Task: Reading down the listing below, count the lines where the word "title" shows up, then give only that count.

Input material:
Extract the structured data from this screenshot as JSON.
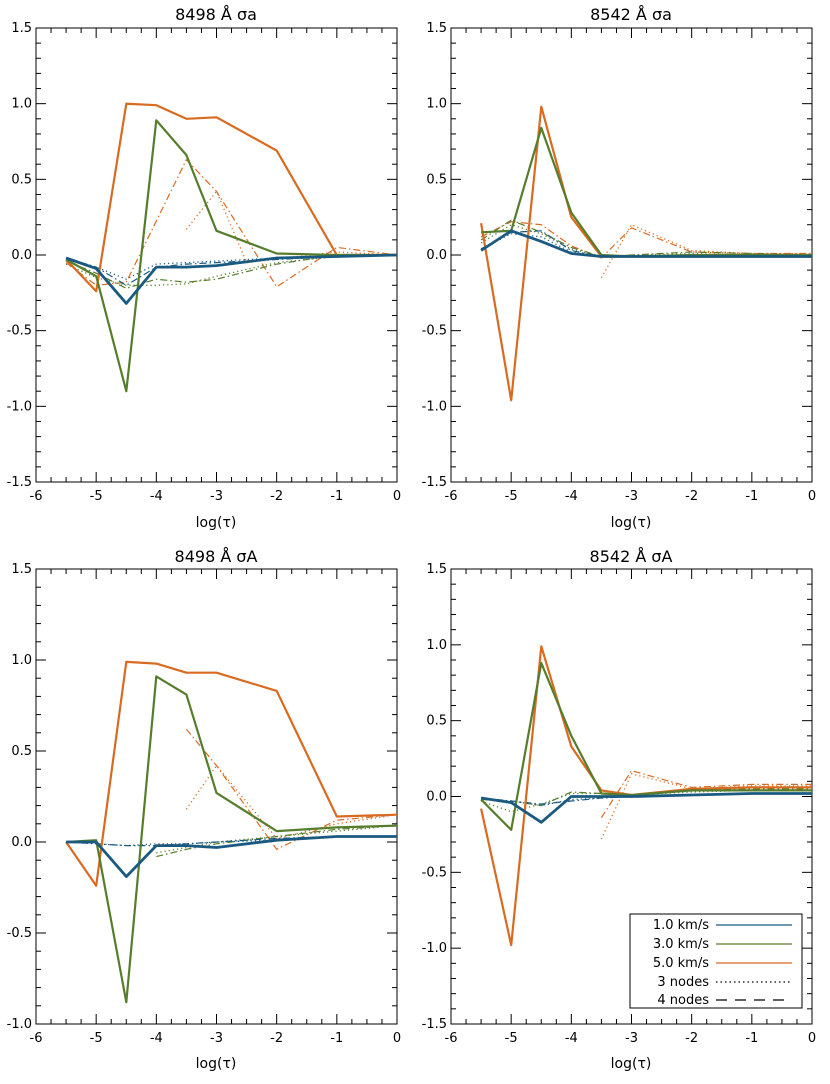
{
  "colors": {
    "v1": "#1a5a80",
    "v3": "#567d2c",
    "v5": "#d86b21",
    "axis": "#000000"
  },
  "legend": {
    "entries": [
      {
        "label": "1.0 km/s",
        "color_key": "v1",
        "style": "solid"
      },
      {
        "label": "3.0 km/s",
        "color_key": "v3",
        "style": "solid"
      },
      {
        "label": "5.0 km/s",
        "color_key": "v5",
        "style": "solid"
      },
      {
        "label": "3 nodes",
        "color_key": "axis",
        "style": "dotted"
      },
      {
        "label": "4 nodes",
        "color_key": "axis",
        "style": "dashed"
      }
    ]
  },
  "chart_data": [
    {
      "type": "line",
      "title": "8498 Å σa",
      "xlabel": "log(τ)",
      "ylabel": "",
      "xlim": [
        -6,
        0
      ],
      "ylim": [
        -1.5,
        1.5
      ],
      "xticks": [
        "-6",
        "-5",
        "-4",
        "-3",
        "-2",
        "-1",
        "0"
      ],
      "yticks": [
        "-1.5",
        "-1.0",
        "-0.5",
        "0.0",
        "0.5",
        "1.0",
        "1.5"
      ],
      "series": [
        {
          "color_key": "v5",
          "style": "solid",
          "width": 2.2,
          "x": [
            -5.5,
            -5,
            -4.5,
            -4,
            -3.5,
            -3,
            -2,
            -1,
            0
          ],
          "y": [
            -0.03,
            -0.24,
            1.0,
            0.99,
            0.9,
            0.91,
            0.69,
            0.0,
            0.0
          ]
        },
        {
          "color_key": "v3",
          "style": "solid",
          "width": 2.2,
          "x": [
            -5.5,
            -5,
            -4.5,
            -4,
            -3.5,
            -3,
            -2,
            -1,
            0
          ],
          "y": [
            -0.03,
            -0.14,
            -0.9,
            0.89,
            0.66,
            0.16,
            0.01,
            0.0,
            0.0
          ]
        },
        {
          "color_key": "v1",
          "style": "solid",
          "width": 2.8,
          "x": [
            -5.5,
            -5,
            -4.5,
            -4,
            -3.5,
            -3,
            -2,
            -1,
            0
          ],
          "y": [
            -0.02,
            -0.09,
            -0.32,
            -0.08,
            -0.08,
            -0.07,
            -0.02,
            -0.01,
            0.0
          ]
        },
        {
          "color_key": "v5",
          "style": "dashdot",
          "width": 1.2,
          "x": [
            -5.5,
            -5,
            -4.5,
            -3.5,
            -3,
            -2,
            -1,
            0
          ],
          "y": [
            -0.05,
            -0.2,
            -0.18,
            0.63,
            0.42,
            -0.21,
            0.05,
            0.0
          ]
        },
        {
          "color_key": "v5",
          "style": "dotted",
          "width": 1.3,
          "x": [
            -3.5,
            -3,
            -2.5,
            -1,
            0
          ],
          "y": [
            0.17,
            0.42,
            -0.05,
            0.02,
            0.0
          ]
        },
        {
          "color_key": "v3",
          "style": "dashdot",
          "width": 1.2,
          "x": [
            -5.5,
            -5,
            -4.5,
            -4,
            -3.5,
            -3,
            -2,
            -1,
            0
          ],
          "y": [
            -0.04,
            -0.12,
            -0.22,
            -0.16,
            -0.18,
            -0.16,
            -0.06,
            0.0,
            0.0
          ]
        },
        {
          "color_key": "v3",
          "style": "dotted",
          "width": 1.3,
          "x": [
            -5.5,
            -5,
            -4.5,
            -4,
            -3.5,
            -3,
            -2,
            -1,
            0
          ],
          "y": [
            -0.06,
            -0.15,
            -0.2,
            -0.2,
            -0.19,
            -0.14,
            -0.05,
            -0.01,
            0.0
          ]
        },
        {
          "color_key": "v1",
          "style": "dashdot",
          "width": 1.2,
          "x": [
            -5.5,
            -5,
            -4.5,
            -4,
            -3.5,
            -3,
            -2,
            -1,
            0
          ],
          "y": [
            -0.02,
            -0.08,
            -0.2,
            -0.08,
            -0.06,
            -0.05,
            -0.03,
            -0.01,
            0.0
          ]
        },
        {
          "color_key": "v1",
          "style": "dotted",
          "width": 1.3,
          "x": [
            -5.5,
            -5,
            -4.5,
            -4,
            -3.5,
            -3,
            -2,
            -1,
            0
          ],
          "y": [
            -0.02,
            -0.08,
            -0.16,
            -0.06,
            -0.05,
            -0.04,
            -0.02,
            -0.01,
            0.0
          ]
        }
      ]
    },
    {
      "type": "line",
      "title": "8542 Å σa",
      "xlabel": "log(τ)",
      "ylabel": "",
      "xlim": [
        -6,
        0
      ],
      "ylim": [
        -1.5,
        1.5
      ],
      "xticks": [
        "-6",
        "-5",
        "-4",
        "-3",
        "-2",
        "-1",
        "0"
      ],
      "yticks": [
        "-1.5",
        "-1.0",
        "-0.5",
        "0.0",
        "0.5",
        "1.0",
        "1.5"
      ],
      "series": [
        {
          "color_key": "v5",
          "style": "solid",
          "width": 2.2,
          "x": [
            -5.5,
            -5,
            -4.5,
            -4,
            -3.5,
            -3,
            -2,
            -1,
            0
          ],
          "y": [
            0.21,
            -0.96,
            0.98,
            0.25,
            -0.01,
            -0.01,
            -0.01,
            -0.01,
            -0.01
          ]
        },
        {
          "color_key": "v3",
          "style": "solid",
          "width": 2.2,
          "x": [
            -5.5,
            -5,
            -4.5,
            -4,
            -3.5,
            -3,
            -2,
            -1,
            0
          ],
          "y": [
            0.15,
            0.16,
            0.84,
            0.28,
            0.0,
            -0.01,
            0.0,
            0.0,
            0.0
          ]
        },
        {
          "color_key": "v1",
          "style": "solid",
          "width": 2.8,
          "x": [
            -5.5,
            -5,
            -4.5,
            -4,
            -3.5,
            -3,
            -2,
            -1,
            0
          ],
          "y": [
            0.03,
            0.16,
            0.09,
            0.01,
            -0.01,
            -0.01,
            -0.01,
            -0.01,
            -0.01
          ]
        },
        {
          "color_key": "v5",
          "style": "dashdot",
          "width": 1.2,
          "x": [
            -5.5,
            -5,
            -4.5,
            -4,
            -3.5,
            -3,
            -2,
            -1,
            0
          ],
          "y": [
            0.12,
            0.22,
            0.2,
            0.06,
            -0.02,
            0.18,
            0.02,
            0.01,
            0.01
          ]
        },
        {
          "color_key": "v5",
          "style": "dotted",
          "width": 1.3,
          "x": [
            -3.5,
            -3,
            -2,
            -1,
            0
          ],
          "y": [
            -0.15,
            0.2,
            0.03,
            0.01,
            0.01
          ]
        },
        {
          "color_key": "v3",
          "style": "dashdot",
          "width": 1.2,
          "x": [
            -5.5,
            -5,
            -4.5,
            -4,
            -3.5,
            -3,
            -2,
            -1,
            0
          ],
          "y": [
            0.1,
            0.23,
            0.15,
            0.05,
            -0.01,
            0.0,
            0.02,
            0.01,
            0.0
          ]
        },
        {
          "color_key": "v3",
          "style": "dotted",
          "width": 1.3,
          "x": [
            -5.5,
            -5,
            -4.5,
            -4,
            -3.5,
            -3,
            -2,
            -1,
            0
          ],
          "y": [
            0.08,
            0.2,
            0.14,
            0.04,
            -0.01,
            0.0,
            0.01,
            0.0,
            0.0
          ]
        },
        {
          "color_key": "v1",
          "style": "dashdot",
          "width": 1.2,
          "x": [
            -5.5,
            -5,
            -4.5,
            -4,
            -3.5,
            -3,
            -2,
            -1,
            0
          ],
          "y": [
            0.04,
            0.15,
            0.16,
            0.03,
            -0.01,
            -0.01,
            -0.01,
            -0.01,
            -0.01
          ]
        },
        {
          "color_key": "v1",
          "style": "dotted",
          "width": 1.3,
          "x": [
            -5.5,
            -5,
            -4.5,
            -4,
            -3.5,
            -3,
            -2,
            -1,
            0
          ],
          "y": [
            0.04,
            0.14,
            0.12,
            0.02,
            -0.01,
            -0.01,
            -0.01,
            -0.01,
            -0.01
          ]
        }
      ]
    },
    {
      "type": "line",
      "title": "8498 Å σA",
      "xlabel": "log(τ)",
      "ylabel": "",
      "xlim": [
        -6,
        0
      ],
      "ylim": [
        -1.0,
        1.5
      ],
      "xticks": [
        "-6",
        "-5",
        "-4",
        "-3",
        "-2",
        "-1",
        "0"
      ],
      "yticks": [
        "-1.0",
        "-0.5",
        "0.0",
        "0.5",
        "1.0",
        "1.5"
      ],
      "series": [
        {
          "color_key": "v5",
          "style": "solid",
          "width": 2.2,
          "x": [
            -5.5,
            -5,
            -4.5,
            -4,
            -3.5,
            -3,
            -2,
            -1,
            0
          ],
          "y": [
            0.0,
            -0.24,
            0.99,
            0.98,
            0.93,
            0.93,
            0.83,
            0.14,
            0.15
          ]
        },
        {
          "color_key": "v3",
          "style": "solid",
          "width": 2.2,
          "x": [
            -5.5,
            -5,
            -4.5,
            -4,
            -3.5,
            -3,
            -2,
            -1,
            0
          ],
          "y": [
            0.0,
            0.01,
            -0.88,
            0.91,
            0.81,
            0.27,
            0.06,
            0.08,
            0.09
          ]
        },
        {
          "color_key": "v1",
          "style": "solid",
          "width": 2.8,
          "x": [
            -5.5,
            -5,
            -4.5,
            -4,
            -3.5,
            -3,
            -2,
            -1,
            0
          ],
          "y": [
            0.0,
            0.0,
            -0.19,
            -0.02,
            -0.02,
            -0.03,
            0.01,
            0.03,
            0.03
          ]
        },
        {
          "color_key": "v5",
          "style": "dashdot",
          "width": 1.2,
          "x": [
            -3.5,
            -3,
            -2,
            -1,
            0
          ],
          "y": [
            0.62,
            0.42,
            -0.04,
            0.12,
            0.15
          ]
        },
        {
          "color_key": "v5",
          "style": "dotted",
          "width": 1.3,
          "x": [
            -3.5,
            -3,
            -2,
            -1,
            0
          ],
          "y": [
            0.18,
            0.42,
            0.02,
            0.1,
            0.15
          ]
        },
        {
          "color_key": "v3",
          "style": "dashdot",
          "width": 1.2,
          "x": [
            -4,
            -3.5,
            -3,
            -2,
            -1,
            0
          ],
          "y": [
            -0.08,
            -0.04,
            -0.01,
            0.03,
            0.07,
            0.09
          ]
        },
        {
          "color_key": "v3",
          "style": "dotted",
          "width": 1.3,
          "x": [
            -4,
            -3.5,
            -3,
            -2,
            -1,
            0
          ],
          "y": [
            -0.06,
            -0.03,
            0.0,
            0.03,
            0.06,
            0.09
          ]
        },
        {
          "color_key": "v1",
          "style": "dashdot",
          "width": 1.2,
          "x": [
            -5.5,
            -5,
            -4.5,
            -4,
            -3.5,
            -3,
            -2,
            -1,
            0
          ],
          "y": [
            0.0,
            -0.01,
            -0.02,
            -0.02,
            -0.01,
            0.0,
            0.02,
            0.03,
            0.03
          ]
        },
        {
          "color_key": "v1",
          "style": "dotted",
          "width": 1.3,
          "x": [
            -5.5,
            -5,
            -4.5,
            -4,
            -3.5,
            -3,
            -2,
            -1,
            0
          ],
          "y": [
            0.0,
            -0.01,
            -0.02,
            -0.01,
            -0.01,
            0.0,
            0.01,
            0.03,
            0.03
          ]
        }
      ]
    },
    {
      "type": "line",
      "title": "8542 Å σA",
      "xlabel": "log(τ)",
      "ylabel": "",
      "xlim": [
        -6,
        0
      ],
      "ylim": [
        -1.5,
        1.5
      ],
      "xticks": [
        "-6",
        "-5",
        "-4",
        "-3",
        "-2",
        "-1",
        "0"
      ],
      "yticks": [
        "-1.5",
        "-1.0",
        "-0.5",
        "0.0",
        "0.5",
        "1.0",
        "1.5"
      ],
      "series": [
        {
          "color_key": "v5",
          "style": "solid",
          "width": 2.2,
          "x": [
            -5.5,
            -5,
            -4.5,
            -4,
            -3.5,
            -3,
            -2,
            -1,
            0
          ],
          "y": [
            -0.08,
            -0.98,
            0.99,
            0.33,
            0.04,
            0.01,
            0.05,
            0.06,
            0.06
          ]
        },
        {
          "color_key": "v3",
          "style": "solid",
          "width": 2.2,
          "x": [
            -5.5,
            -5,
            -4.5,
            -4,
            -3.5,
            -3,
            -2,
            -1,
            0
          ],
          "y": [
            -0.02,
            -0.22,
            0.88,
            0.4,
            0.02,
            0.01,
            0.04,
            0.04,
            0.04
          ]
        },
        {
          "color_key": "v1",
          "style": "solid",
          "width": 2.8,
          "x": [
            -5.5,
            -5,
            -4.5,
            -4,
            -3.5,
            -3,
            -2,
            -1,
            0
          ],
          "y": [
            -0.01,
            -0.04,
            -0.17,
            0.0,
            0.0,
            0.0,
            0.01,
            0.02,
            0.02
          ]
        },
        {
          "color_key": "v5",
          "style": "dashdot",
          "width": 1.2,
          "x": [
            -3.5,
            -3,
            -2,
            -1,
            0
          ],
          "y": [
            -0.14,
            0.17,
            0.06,
            0.08,
            0.08
          ]
        },
        {
          "color_key": "v5",
          "style": "dotted",
          "width": 1.3,
          "x": [
            -3.5,
            -3,
            -2,
            -1,
            0
          ],
          "y": [
            -0.28,
            0.15,
            0.05,
            0.07,
            0.07
          ]
        },
        {
          "color_key": "v3",
          "style": "dashdot",
          "width": 1.2,
          "x": [
            -5.5,
            -5,
            -4.5,
            -4,
            -3.5,
            -3,
            -2,
            -1,
            0
          ],
          "y": [
            -0.02,
            -0.03,
            -0.06,
            0.03,
            0.02,
            0.01,
            0.04,
            0.05,
            0.05
          ]
        },
        {
          "color_key": "v3",
          "style": "dotted",
          "width": 1.3,
          "x": [
            -5.5,
            -5,
            -4.5,
            -4,
            -3.5,
            -3,
            -2,
            -1,
            0
          ],
          "y": [
            -0.03,
            -0.1,
            -0.05,
            0.02,
            0.02,
            0.01,
            0.03,
            0.04,
            0.04
          ]
        },
        {
          "color_key": "v1",
          "style": "dashdot",
          "width": 1.2,
          "x": [
            -5.5,
            -5,
            -4.5,
            -4,
            -3.5,
            -3,
            -2,
            -1,
            0
          ],
          "y": [
            -0.01,
            -0.03,
            -0.05,
            -0.03,
            -0.01,
            0.0,
            0.01,
            0.02,
            0.02
          ]
        },
        {
          "color_key": "v1",
          "style": "dotted",
          "width": 1.3,
          "x": [
            -5.5,
            -5,
            -4.5,
            -4,
            -3.5,
            -3,
            -2,
            -1,
            0
          ],
          "y": [
            -0.01,
            -0.03,
            -0.06,
            -0.02,
            -0.01,
            0.0,
            0.01,
            0.02,
            0.02
          ]
        }
      ]
    }
  ]
}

The response: 4